#### [Stated exercise]
Write out the whole listing word for word.

•••

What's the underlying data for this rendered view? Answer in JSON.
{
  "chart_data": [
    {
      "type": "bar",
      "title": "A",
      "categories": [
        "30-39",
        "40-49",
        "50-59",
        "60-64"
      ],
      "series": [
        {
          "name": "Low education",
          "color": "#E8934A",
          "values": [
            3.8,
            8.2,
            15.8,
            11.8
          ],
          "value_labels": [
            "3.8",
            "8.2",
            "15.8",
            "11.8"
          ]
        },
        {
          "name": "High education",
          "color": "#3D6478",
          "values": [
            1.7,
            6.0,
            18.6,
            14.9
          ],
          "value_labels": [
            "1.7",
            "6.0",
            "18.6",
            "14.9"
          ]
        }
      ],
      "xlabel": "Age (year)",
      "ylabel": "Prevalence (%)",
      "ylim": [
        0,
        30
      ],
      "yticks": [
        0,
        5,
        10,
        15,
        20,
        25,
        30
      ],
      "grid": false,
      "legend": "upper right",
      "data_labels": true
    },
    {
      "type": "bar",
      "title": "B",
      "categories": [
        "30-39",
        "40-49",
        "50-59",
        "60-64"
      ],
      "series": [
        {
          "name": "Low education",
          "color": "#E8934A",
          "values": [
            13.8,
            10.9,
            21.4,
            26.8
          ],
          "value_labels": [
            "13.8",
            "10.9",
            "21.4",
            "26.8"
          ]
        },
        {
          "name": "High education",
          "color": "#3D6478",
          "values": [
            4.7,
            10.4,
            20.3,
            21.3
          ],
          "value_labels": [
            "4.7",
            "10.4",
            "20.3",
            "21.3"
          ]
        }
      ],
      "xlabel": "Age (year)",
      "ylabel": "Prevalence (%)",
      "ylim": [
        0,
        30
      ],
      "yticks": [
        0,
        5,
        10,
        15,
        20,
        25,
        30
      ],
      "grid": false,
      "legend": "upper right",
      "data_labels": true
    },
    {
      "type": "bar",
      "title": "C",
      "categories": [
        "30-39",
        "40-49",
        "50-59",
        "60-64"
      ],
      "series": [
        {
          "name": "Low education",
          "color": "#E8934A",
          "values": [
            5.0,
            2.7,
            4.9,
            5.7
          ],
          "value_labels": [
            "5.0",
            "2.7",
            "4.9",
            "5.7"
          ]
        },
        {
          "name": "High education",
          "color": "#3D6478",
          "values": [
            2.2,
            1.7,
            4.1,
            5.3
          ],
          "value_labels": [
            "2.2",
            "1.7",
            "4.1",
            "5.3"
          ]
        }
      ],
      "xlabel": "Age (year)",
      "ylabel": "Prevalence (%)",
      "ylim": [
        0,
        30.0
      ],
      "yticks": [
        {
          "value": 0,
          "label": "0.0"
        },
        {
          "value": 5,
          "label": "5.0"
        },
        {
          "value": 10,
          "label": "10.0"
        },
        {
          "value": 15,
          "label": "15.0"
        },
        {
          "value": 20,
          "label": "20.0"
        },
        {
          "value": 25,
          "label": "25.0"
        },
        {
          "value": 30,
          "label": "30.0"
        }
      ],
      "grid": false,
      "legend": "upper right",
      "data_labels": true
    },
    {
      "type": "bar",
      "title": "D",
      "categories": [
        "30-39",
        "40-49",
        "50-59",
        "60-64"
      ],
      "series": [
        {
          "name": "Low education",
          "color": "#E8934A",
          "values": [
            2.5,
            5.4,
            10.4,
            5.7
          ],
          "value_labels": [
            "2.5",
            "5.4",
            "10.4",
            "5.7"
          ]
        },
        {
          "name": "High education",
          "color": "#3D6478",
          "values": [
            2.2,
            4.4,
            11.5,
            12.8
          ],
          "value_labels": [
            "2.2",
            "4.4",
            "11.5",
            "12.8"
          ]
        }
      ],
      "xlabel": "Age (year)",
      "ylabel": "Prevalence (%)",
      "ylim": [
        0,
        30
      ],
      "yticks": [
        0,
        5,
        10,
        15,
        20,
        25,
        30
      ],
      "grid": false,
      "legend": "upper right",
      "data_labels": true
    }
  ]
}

•••

#### [Written response]
What's the underlying data for this rendered view? Answer in JSON.
{
  "chart_data": [
    {
      "type": "bar",
      "title": "A",
      "categories": [
        "30-39",
        "40-49",
        "50-59",
        "60-64"
      ],
      "series": [
        {
          "name": "Low education",
          "color": "#E8934A",
          "values": [
            3.8,
            8.2,
            15.8,
            11.8
          ],
          "value_labels": [
            "3.8",
            "8.2",
            "15.8",
            "11.8"
          ]
        },
        {
          "name": "High education",
          "color": "#3D6478",
          "values": [
            1.7,
            6.0,
            18.6,
            14.9
          ],
          "value_labels": [
            "1.7",
            "6.0",
            "18.6",
            "14.9"
          ]
        }
      ],
      "xlabel": "Age (year)",
      "ylabel": "Prevalence (%)",
      "ylim": [
        0,
        30
      ],
      "yticks": [
        0,
        5,
        10,
        15,
        20,
        25,
        30
      ],
      "grid": false,
      "legend": "upper right",
      "data_labels": true
    },
    {
      "type": "bar",
      "title": "B",
      "categories": [
        "30-39",
        "40-49",
        "50-59",
        "60-64"
      ],
      "series": [
        {
          "name": "Low education",
          "color": "#E8934A",
          "values": [
            13.8,
            10.9,
            21.4,
            26.8
          ],
          "value_labels": [
            "13.8",
            "10.9",
            "21.4",
            "26.8"
          ]
        },
        {
          "name": "High education",
          "color": "#3D6478",
          "values": [
            4.7,
            10.4,
            20.3,
            21.3
          ],
          "value_labels": [
            "4.7",
            "10.4",
            "20.3",
            "21.3"
          ]
        }
      ],
      "xlabel": "Age (year)",
      "ylabel": "Prevalence (%)",
      "ylim": [
        0,
        30
      ],
      "yticks": [
        0,
        5,
        10,
        15,
        20,
        25,
        30
      ],
      "grid": false,
      "legend": "upper right",
      "data_labels": true
    },
    {
      "type": "bar",
      "title": "C",
      "categories": [
        "30-39",
        "40-49",
        "50-59",
        "60-64"
      ],
      "series": [
        {
          "name": "Low education",
          "color": "#E8934A",
          "values": [
            5.0,
            2.7,
            4.9,
            5.7
          ],
          "value_labels": [
            "5.0",
            "2.7",
            "4.9",
            "5.7"
          ]
        },
        {
          "name": "High education",
          "color": "#3D6478",
          "values": [
            2.2,
            1.7,
            4.1,
            5.3
          ],
          "value_labels": [
            "2.2",
            "1.7",
            "4.1",
            "5.3"
          ]
        }
      ],
      "xlabel": "Age (year)",
      "ylabel": "Prevalence (%)",
      "ylim": [
        0,
        30.0
      ],
      "yticks": [
        {
          "value": 0,
          "label": "0.0"
        },
        {
          "value": 5,
          "label": "5.0"
        },
        {
          "value": 10,
          "label": "10.0"
        },
        {
          "value": 15,
          "label": "15.0"
        },
        {
          "value": 20,
          "label": "20.0"
        },
        {
          "value": 25,
          "label": "25.0"
        },
        {
          "value": 30,
          "label": "30.0"
        }
      ],
      "grid": false,
      "legend": "upper right",
      "data_labels": true
    },
    {
      "type": "bar",
      "title": "D",
      "categories": [
        "30-39",
        "40-49",
        "50-59",
        "60-64"
      ],
      "series": [
        {
          "name": "Low education",
          "color": "#E8934A",
          "values": [
            2.5,
            5.4,
            10.4,
            5.7
          ],
          "value_labels": [
            "2.5",
            "5.4",
            "10.4",
            "5.7"
          ]
        },
        {
          "name": "High education",
          "color": "#3D6478",
          "values": [
            2.2,
            4.4,
            11.5,
            12.8
          ],
          "value_labels": [
            "2.2",
            "4.4",
            "11.5",
            "12.8"
          ]
        }
      ],
      "xlabel": "Age (year)",
      "ylabel": "Prevalence (%)",
      "ylim": [
        0,
        30
      ],
      "yticks": [
        0,
        5,
        10,
        15,
        20,
        25,
        30
      ],
      "grid": false,
      "legend": "upper right",
      "data_labels": true
    }
  ]
}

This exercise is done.